> [Task to carry out]:
Only lines with the string "link" matter here; gather them from the material below.

===== Input rows =====

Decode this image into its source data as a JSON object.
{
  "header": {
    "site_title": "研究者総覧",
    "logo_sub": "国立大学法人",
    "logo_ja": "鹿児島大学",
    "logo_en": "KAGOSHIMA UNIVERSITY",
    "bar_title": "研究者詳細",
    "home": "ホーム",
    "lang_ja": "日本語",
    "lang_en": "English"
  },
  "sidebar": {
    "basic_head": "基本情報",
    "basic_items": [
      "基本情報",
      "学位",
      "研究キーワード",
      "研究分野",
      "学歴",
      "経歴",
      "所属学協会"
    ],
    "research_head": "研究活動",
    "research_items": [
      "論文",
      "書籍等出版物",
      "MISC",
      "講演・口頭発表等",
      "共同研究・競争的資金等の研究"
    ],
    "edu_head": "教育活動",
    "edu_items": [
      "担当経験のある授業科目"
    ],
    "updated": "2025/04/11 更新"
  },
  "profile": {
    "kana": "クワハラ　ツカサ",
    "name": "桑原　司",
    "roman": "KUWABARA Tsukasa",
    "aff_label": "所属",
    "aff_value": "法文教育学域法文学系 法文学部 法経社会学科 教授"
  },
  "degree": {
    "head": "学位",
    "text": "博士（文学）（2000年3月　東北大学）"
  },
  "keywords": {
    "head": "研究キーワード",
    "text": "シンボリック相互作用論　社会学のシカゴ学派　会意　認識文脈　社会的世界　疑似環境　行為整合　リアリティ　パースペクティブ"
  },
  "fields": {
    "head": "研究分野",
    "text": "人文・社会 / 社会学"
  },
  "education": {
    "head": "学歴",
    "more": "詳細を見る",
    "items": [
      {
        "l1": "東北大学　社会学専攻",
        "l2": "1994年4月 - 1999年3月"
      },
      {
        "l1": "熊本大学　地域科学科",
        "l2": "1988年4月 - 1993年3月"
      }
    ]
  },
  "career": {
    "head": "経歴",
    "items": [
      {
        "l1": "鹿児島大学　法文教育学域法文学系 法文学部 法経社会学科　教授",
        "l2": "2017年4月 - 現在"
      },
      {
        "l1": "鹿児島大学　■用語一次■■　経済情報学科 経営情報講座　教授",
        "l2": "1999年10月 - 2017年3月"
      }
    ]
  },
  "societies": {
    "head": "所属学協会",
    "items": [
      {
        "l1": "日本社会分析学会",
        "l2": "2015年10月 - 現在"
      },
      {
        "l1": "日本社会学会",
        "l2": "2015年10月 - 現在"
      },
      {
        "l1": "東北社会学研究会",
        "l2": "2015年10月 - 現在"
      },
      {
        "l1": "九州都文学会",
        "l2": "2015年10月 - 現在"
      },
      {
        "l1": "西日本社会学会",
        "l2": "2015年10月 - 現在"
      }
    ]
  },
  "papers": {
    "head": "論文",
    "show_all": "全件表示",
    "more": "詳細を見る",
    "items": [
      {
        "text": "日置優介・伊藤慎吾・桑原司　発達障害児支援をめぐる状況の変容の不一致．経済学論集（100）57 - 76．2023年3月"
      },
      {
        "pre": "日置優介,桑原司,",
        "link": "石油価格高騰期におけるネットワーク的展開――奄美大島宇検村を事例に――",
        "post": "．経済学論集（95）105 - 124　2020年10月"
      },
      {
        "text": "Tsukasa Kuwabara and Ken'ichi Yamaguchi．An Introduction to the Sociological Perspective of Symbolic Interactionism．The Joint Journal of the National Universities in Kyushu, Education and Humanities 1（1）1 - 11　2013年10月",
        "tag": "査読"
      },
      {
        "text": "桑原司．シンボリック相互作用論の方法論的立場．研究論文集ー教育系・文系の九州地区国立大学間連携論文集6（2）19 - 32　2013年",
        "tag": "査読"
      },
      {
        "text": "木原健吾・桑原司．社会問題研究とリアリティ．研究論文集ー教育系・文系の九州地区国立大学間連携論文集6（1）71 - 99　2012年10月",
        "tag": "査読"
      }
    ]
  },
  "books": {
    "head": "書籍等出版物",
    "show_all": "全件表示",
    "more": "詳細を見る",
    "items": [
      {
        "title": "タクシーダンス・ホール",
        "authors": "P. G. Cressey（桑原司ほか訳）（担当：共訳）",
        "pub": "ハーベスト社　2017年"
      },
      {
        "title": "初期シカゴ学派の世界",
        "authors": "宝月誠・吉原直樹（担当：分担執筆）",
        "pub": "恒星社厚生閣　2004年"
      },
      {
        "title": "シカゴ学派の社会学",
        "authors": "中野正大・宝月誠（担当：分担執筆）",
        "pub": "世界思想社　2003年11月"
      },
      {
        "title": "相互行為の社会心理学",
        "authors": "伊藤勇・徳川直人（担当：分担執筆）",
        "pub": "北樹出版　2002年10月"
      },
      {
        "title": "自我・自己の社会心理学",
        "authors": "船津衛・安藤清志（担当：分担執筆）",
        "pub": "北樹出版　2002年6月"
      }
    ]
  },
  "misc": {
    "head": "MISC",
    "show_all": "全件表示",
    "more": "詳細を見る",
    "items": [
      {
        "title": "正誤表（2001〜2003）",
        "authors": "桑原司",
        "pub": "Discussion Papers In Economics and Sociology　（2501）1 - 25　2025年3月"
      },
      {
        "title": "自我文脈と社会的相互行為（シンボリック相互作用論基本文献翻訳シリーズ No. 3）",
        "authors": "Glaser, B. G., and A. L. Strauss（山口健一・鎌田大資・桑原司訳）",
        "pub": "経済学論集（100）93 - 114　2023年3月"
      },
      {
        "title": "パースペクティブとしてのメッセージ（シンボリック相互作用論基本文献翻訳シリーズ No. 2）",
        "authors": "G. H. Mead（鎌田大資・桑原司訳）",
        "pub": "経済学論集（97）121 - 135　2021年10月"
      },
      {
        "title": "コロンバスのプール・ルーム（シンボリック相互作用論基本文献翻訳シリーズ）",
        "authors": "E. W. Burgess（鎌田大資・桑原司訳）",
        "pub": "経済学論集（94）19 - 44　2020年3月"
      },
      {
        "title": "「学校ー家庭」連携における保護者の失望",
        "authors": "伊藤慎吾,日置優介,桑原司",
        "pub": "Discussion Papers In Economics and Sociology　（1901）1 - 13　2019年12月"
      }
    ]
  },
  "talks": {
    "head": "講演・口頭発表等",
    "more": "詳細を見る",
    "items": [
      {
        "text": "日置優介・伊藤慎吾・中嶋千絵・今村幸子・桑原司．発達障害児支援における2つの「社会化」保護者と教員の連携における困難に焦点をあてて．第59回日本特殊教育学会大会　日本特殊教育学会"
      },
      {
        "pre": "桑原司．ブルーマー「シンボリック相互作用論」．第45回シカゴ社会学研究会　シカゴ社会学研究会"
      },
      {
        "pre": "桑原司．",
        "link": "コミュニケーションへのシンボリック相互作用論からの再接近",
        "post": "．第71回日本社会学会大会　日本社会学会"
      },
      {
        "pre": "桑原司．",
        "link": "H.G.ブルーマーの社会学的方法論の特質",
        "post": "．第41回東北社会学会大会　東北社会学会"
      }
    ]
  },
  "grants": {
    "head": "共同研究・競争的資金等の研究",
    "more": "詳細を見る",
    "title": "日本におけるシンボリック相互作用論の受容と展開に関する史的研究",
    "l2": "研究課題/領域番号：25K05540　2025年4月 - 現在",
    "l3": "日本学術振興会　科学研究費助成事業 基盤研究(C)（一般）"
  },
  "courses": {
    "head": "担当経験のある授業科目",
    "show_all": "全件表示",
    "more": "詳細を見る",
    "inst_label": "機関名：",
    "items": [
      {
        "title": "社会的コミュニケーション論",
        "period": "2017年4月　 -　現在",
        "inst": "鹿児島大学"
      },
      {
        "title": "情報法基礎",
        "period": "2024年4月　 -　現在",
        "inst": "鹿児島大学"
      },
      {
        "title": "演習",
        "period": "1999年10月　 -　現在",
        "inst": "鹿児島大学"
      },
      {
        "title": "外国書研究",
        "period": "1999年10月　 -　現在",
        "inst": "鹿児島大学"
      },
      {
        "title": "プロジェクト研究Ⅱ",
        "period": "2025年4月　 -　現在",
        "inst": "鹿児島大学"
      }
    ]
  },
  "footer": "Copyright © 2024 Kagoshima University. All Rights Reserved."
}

=====

> [Result of the task]:
        "link": "石油価格高騰期におけるネットワーク的展開――奄美大島宇検村を事例に――",
        "link": "コミュニケーションへのシンボリック相互作用論からの再接近",
        "link": "H.G.ブルーマーの社会学的方法論の特質",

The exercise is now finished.